> _Task objective_: Show every line below where "type" can be found.

----- Listing -----

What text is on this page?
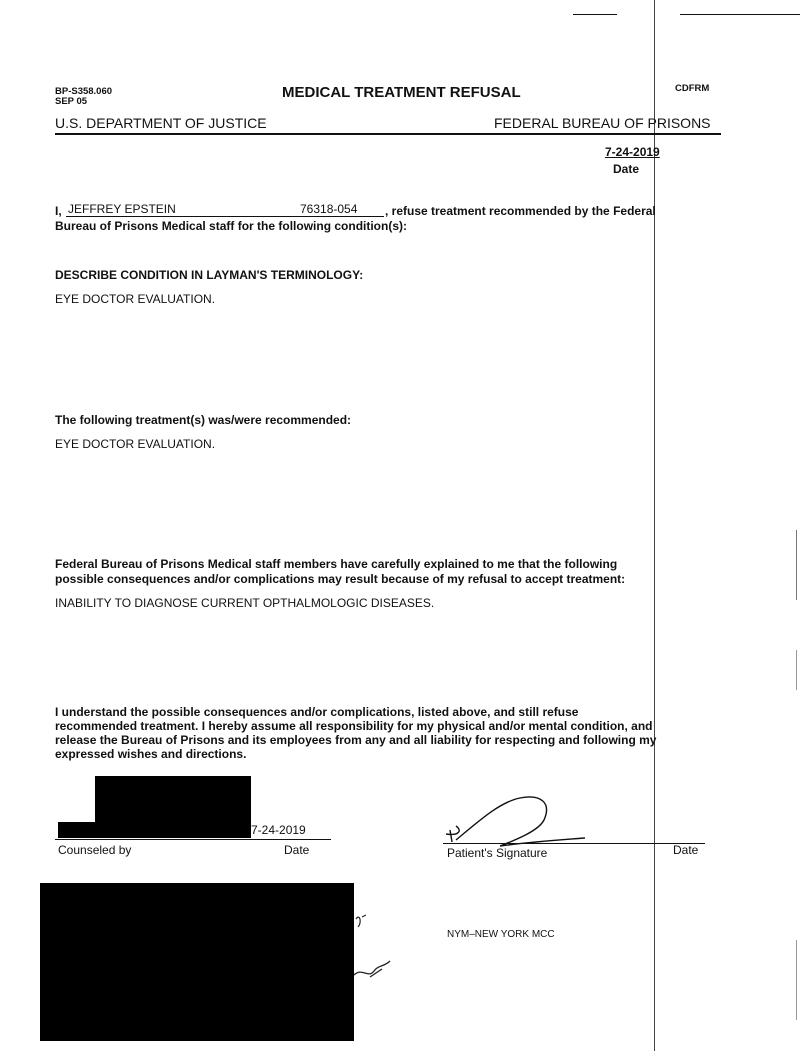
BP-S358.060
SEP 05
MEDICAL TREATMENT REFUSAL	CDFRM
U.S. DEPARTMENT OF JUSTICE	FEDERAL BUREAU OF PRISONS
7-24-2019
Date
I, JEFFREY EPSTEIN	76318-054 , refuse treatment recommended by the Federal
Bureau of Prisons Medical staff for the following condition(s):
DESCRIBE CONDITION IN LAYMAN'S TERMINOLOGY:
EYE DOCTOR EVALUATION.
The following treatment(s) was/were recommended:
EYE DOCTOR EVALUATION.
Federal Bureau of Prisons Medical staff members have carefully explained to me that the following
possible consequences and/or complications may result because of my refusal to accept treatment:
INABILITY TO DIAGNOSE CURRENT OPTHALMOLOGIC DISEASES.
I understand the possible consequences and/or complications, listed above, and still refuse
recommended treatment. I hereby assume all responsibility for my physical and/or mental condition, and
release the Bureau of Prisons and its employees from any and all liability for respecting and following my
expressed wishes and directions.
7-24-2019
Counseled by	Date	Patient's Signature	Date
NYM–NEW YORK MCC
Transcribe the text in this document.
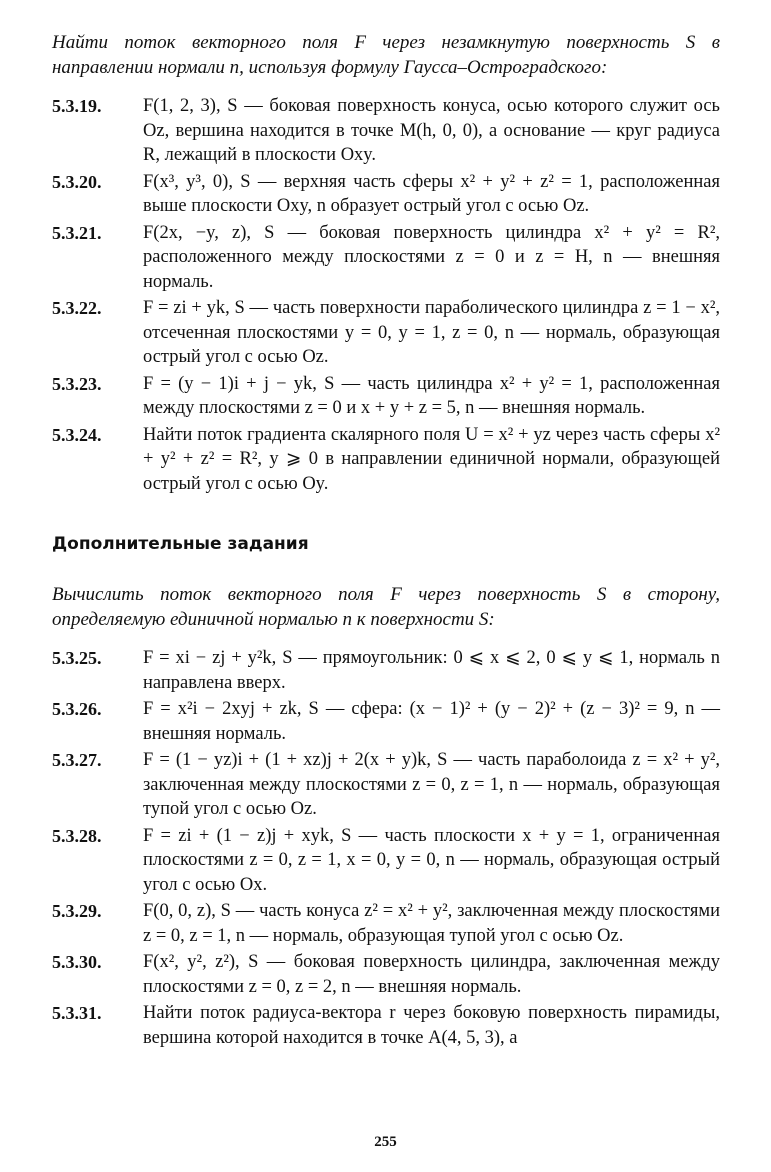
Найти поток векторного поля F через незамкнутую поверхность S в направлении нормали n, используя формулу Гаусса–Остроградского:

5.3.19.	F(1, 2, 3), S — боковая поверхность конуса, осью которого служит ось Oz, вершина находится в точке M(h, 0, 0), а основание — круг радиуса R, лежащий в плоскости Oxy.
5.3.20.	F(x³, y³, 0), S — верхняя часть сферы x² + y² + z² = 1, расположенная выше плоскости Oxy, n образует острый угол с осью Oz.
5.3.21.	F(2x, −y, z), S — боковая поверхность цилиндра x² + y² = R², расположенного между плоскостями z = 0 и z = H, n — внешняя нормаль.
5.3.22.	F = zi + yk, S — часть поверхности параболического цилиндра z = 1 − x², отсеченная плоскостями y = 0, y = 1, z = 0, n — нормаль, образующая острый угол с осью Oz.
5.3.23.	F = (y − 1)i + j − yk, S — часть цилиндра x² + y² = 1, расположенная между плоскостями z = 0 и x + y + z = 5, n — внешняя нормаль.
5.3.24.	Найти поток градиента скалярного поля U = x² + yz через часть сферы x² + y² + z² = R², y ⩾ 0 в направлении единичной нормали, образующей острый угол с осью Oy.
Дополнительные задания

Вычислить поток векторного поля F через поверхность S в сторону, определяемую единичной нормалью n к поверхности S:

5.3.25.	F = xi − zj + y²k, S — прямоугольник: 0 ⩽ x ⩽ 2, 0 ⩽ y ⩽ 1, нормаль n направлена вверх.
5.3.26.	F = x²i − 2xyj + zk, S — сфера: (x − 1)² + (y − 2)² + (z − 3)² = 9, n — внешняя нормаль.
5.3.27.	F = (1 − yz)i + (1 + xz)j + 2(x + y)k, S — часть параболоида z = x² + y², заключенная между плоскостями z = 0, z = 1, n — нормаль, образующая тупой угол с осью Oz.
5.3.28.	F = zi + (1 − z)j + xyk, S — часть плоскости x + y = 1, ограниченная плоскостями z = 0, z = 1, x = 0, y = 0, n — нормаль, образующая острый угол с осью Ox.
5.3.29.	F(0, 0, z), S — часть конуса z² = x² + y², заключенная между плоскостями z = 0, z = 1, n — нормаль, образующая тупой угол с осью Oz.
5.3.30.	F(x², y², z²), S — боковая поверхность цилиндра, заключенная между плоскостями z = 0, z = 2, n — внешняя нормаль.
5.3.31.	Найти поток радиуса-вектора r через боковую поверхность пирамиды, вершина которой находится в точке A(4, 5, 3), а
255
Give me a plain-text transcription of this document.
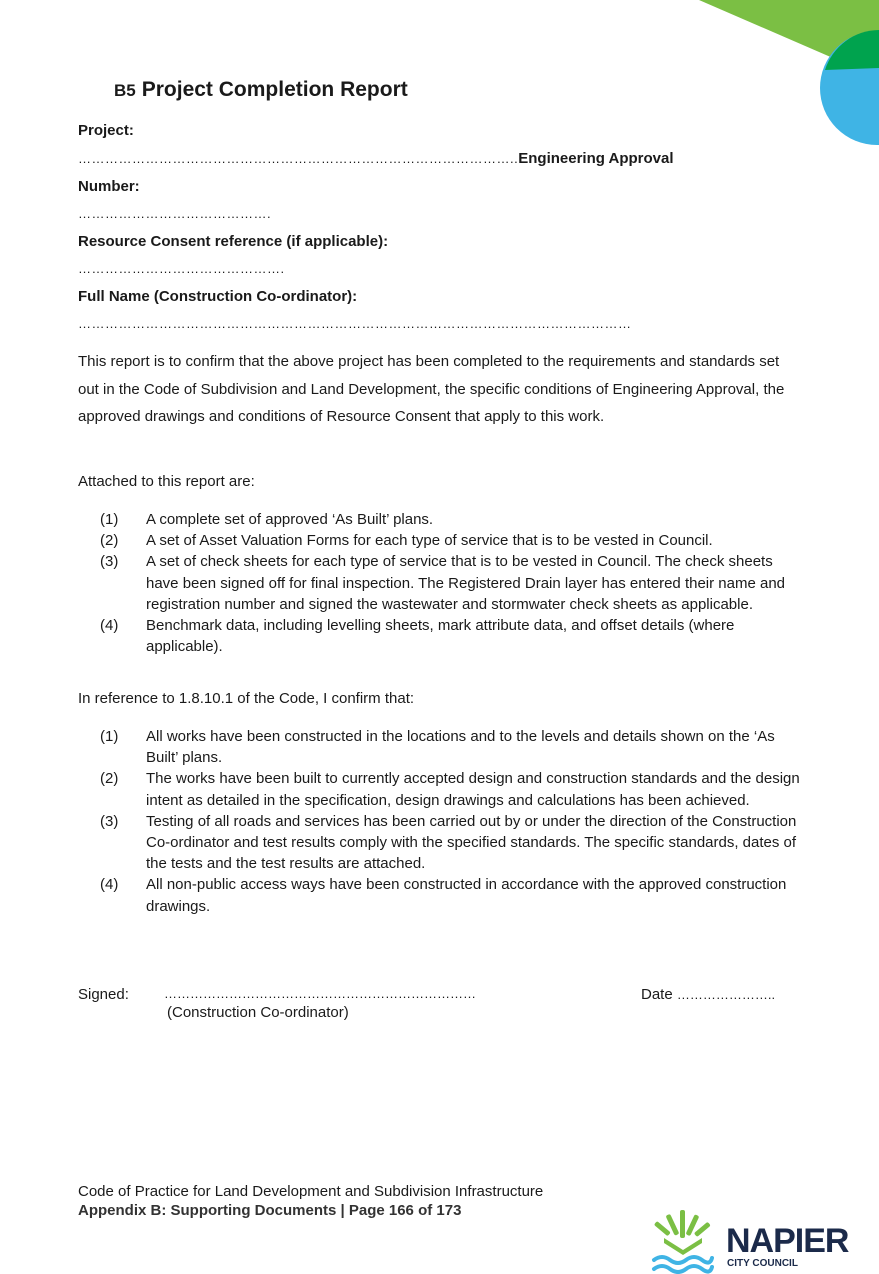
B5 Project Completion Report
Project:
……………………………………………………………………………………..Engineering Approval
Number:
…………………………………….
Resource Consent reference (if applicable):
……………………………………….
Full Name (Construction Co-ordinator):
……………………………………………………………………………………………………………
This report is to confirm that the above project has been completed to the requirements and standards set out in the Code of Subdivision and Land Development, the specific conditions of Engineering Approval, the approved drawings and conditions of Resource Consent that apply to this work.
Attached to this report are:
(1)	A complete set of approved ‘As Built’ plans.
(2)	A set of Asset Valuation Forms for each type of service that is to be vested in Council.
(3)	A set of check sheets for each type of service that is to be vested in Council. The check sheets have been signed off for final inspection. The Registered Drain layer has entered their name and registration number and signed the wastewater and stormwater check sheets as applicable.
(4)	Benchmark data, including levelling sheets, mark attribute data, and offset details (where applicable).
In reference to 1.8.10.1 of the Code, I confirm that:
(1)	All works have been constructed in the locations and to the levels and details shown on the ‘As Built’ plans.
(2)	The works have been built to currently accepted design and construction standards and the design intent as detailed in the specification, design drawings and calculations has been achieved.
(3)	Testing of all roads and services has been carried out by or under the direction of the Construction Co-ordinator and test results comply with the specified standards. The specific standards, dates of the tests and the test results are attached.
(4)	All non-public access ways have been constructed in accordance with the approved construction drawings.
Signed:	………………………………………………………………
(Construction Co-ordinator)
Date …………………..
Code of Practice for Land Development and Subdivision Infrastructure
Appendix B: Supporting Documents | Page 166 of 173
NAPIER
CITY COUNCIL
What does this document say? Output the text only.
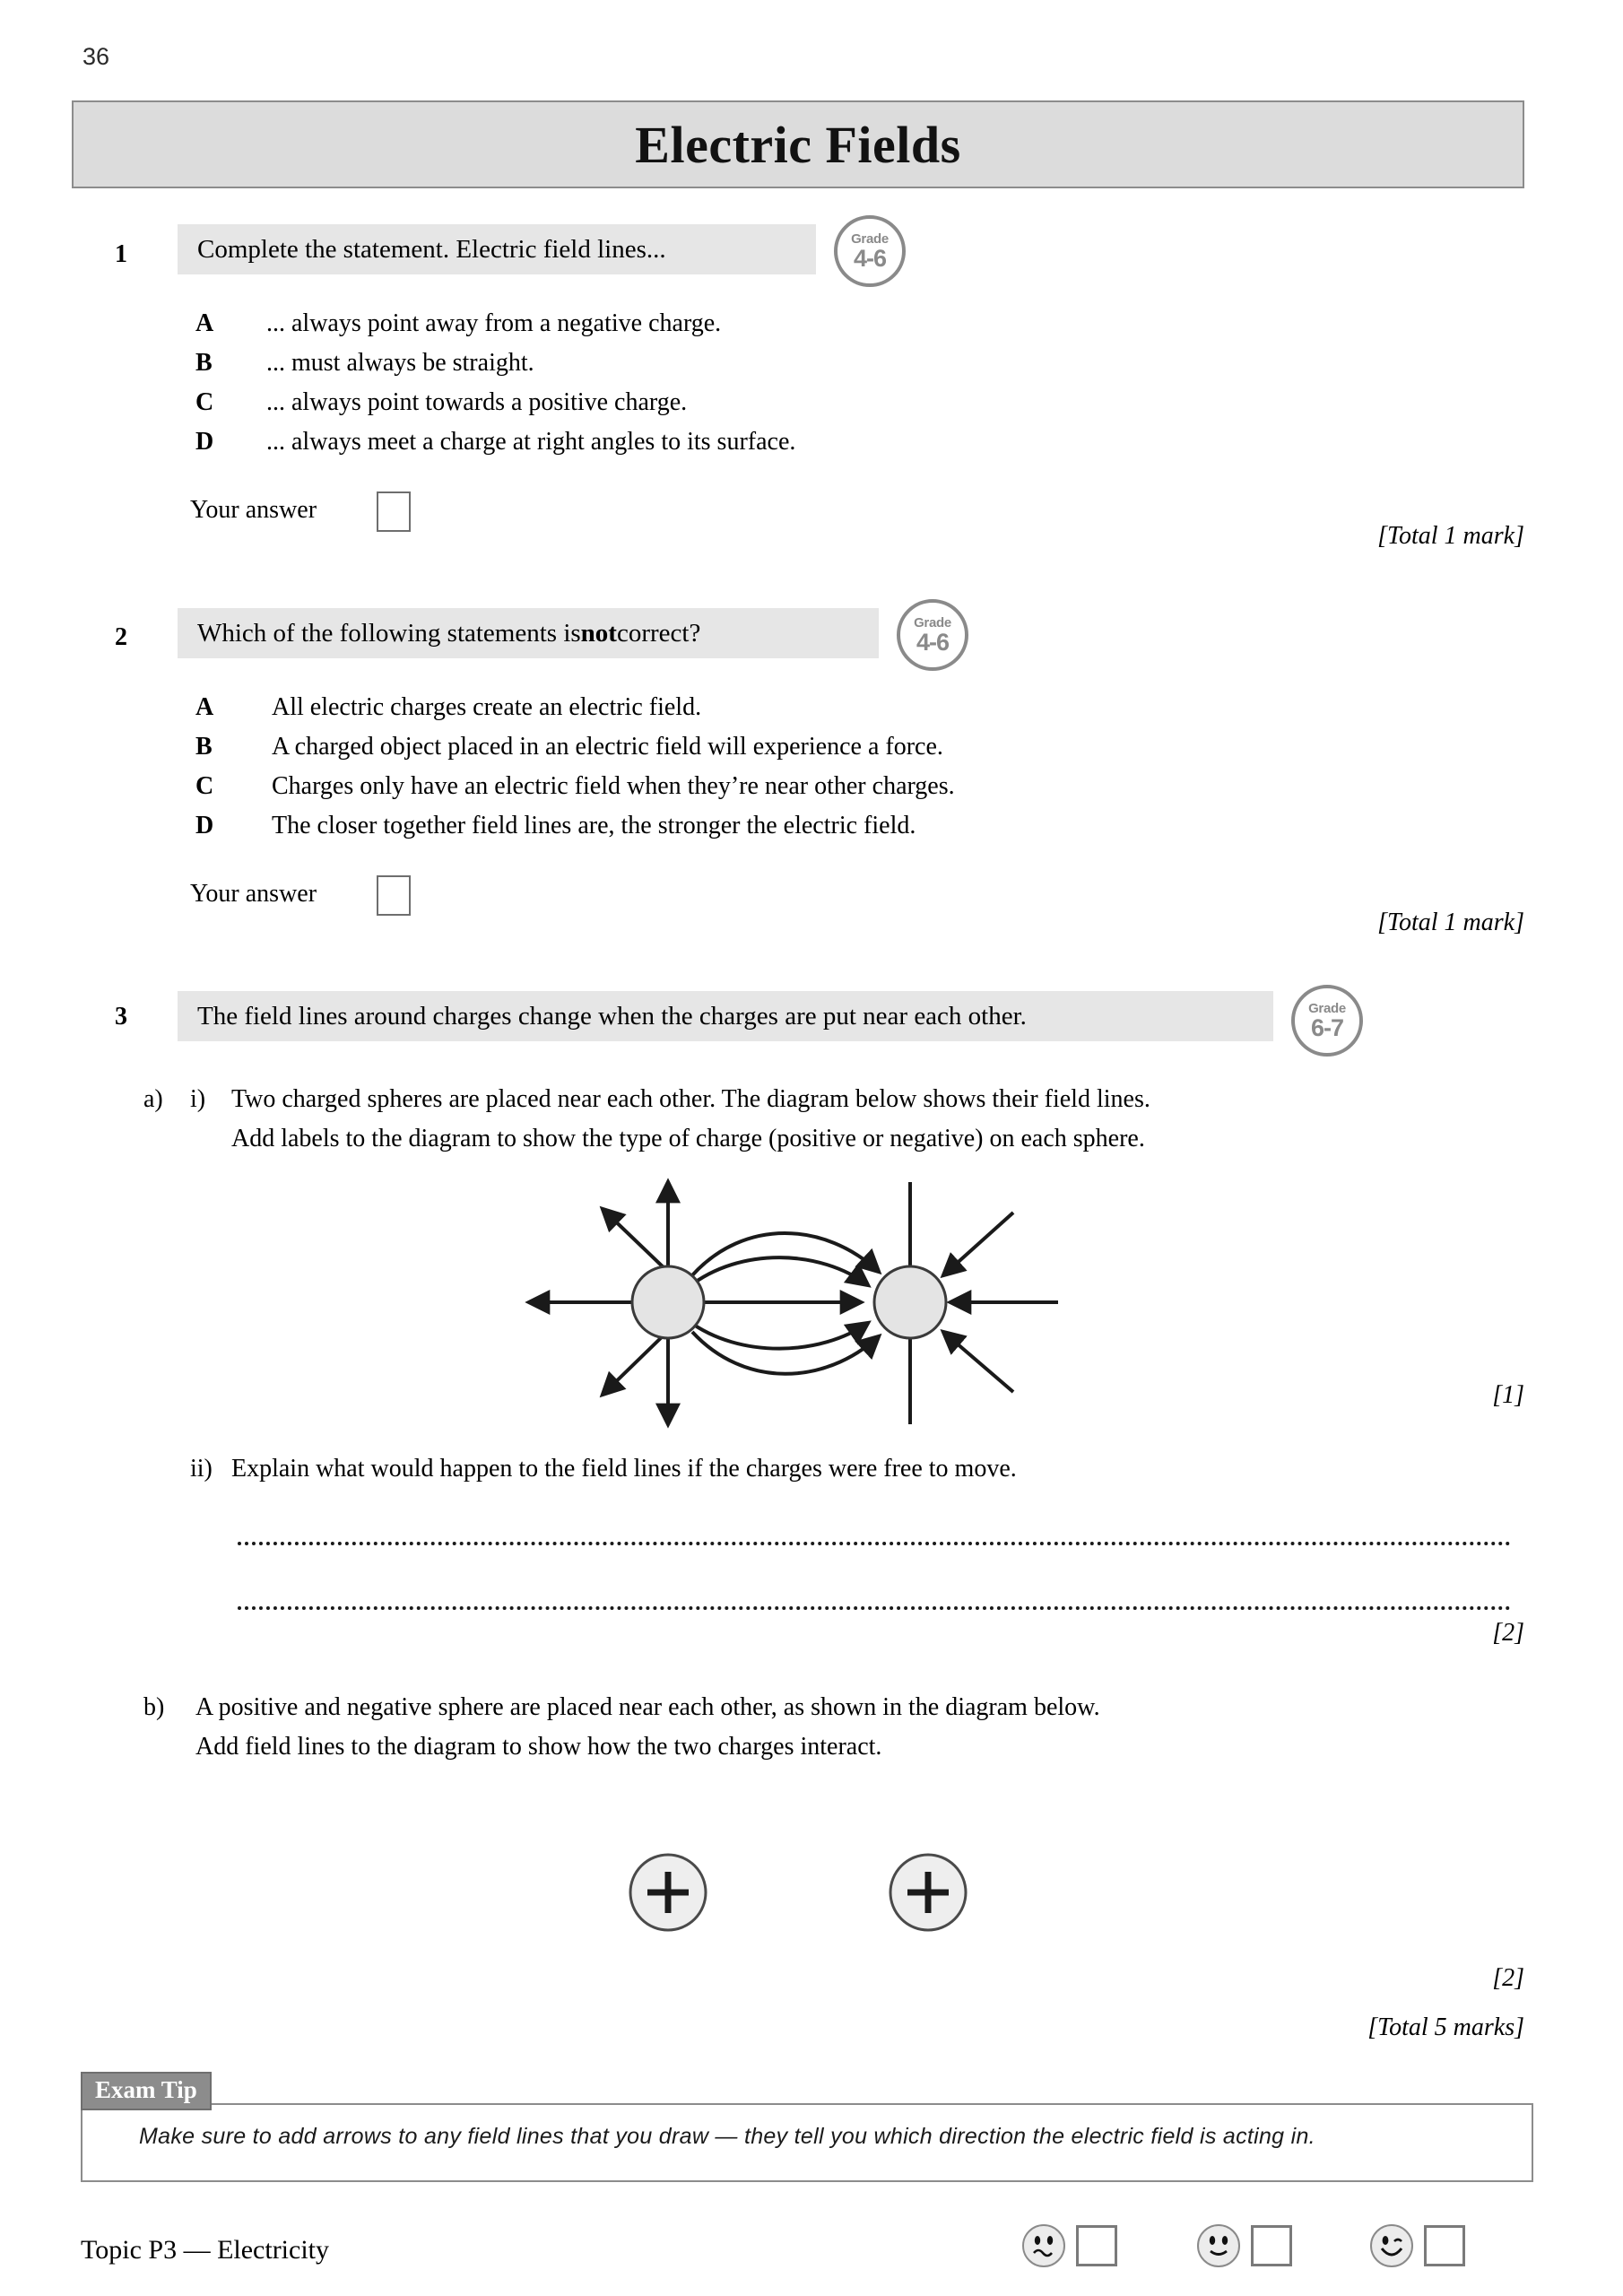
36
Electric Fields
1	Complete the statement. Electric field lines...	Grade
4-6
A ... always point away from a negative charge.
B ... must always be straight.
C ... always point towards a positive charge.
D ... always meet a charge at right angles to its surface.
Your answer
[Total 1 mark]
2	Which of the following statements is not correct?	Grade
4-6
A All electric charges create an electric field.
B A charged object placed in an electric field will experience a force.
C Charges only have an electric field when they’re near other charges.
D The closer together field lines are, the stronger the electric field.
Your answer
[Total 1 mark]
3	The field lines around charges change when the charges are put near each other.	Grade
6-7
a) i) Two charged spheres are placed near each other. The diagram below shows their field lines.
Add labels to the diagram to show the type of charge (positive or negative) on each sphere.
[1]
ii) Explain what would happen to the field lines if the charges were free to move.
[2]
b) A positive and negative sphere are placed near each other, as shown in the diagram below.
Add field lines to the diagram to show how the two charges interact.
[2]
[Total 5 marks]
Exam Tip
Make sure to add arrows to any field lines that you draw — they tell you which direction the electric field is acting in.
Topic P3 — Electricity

-----

> _Answer to the exercise_:
(2)	A set of Asset Valuation Forms for each type of service that is to be vested in Council.
(3)	A set of check sheets for each type of service that is to be vested in Council. The check sheets have been signed off for final inspection. The Registered Drain layer has entered their name and registration number and signed the wastewater and stormwater check sheets as applicable.
Add labels to the diagram to show the type of charge (positive or negative) on each sphere.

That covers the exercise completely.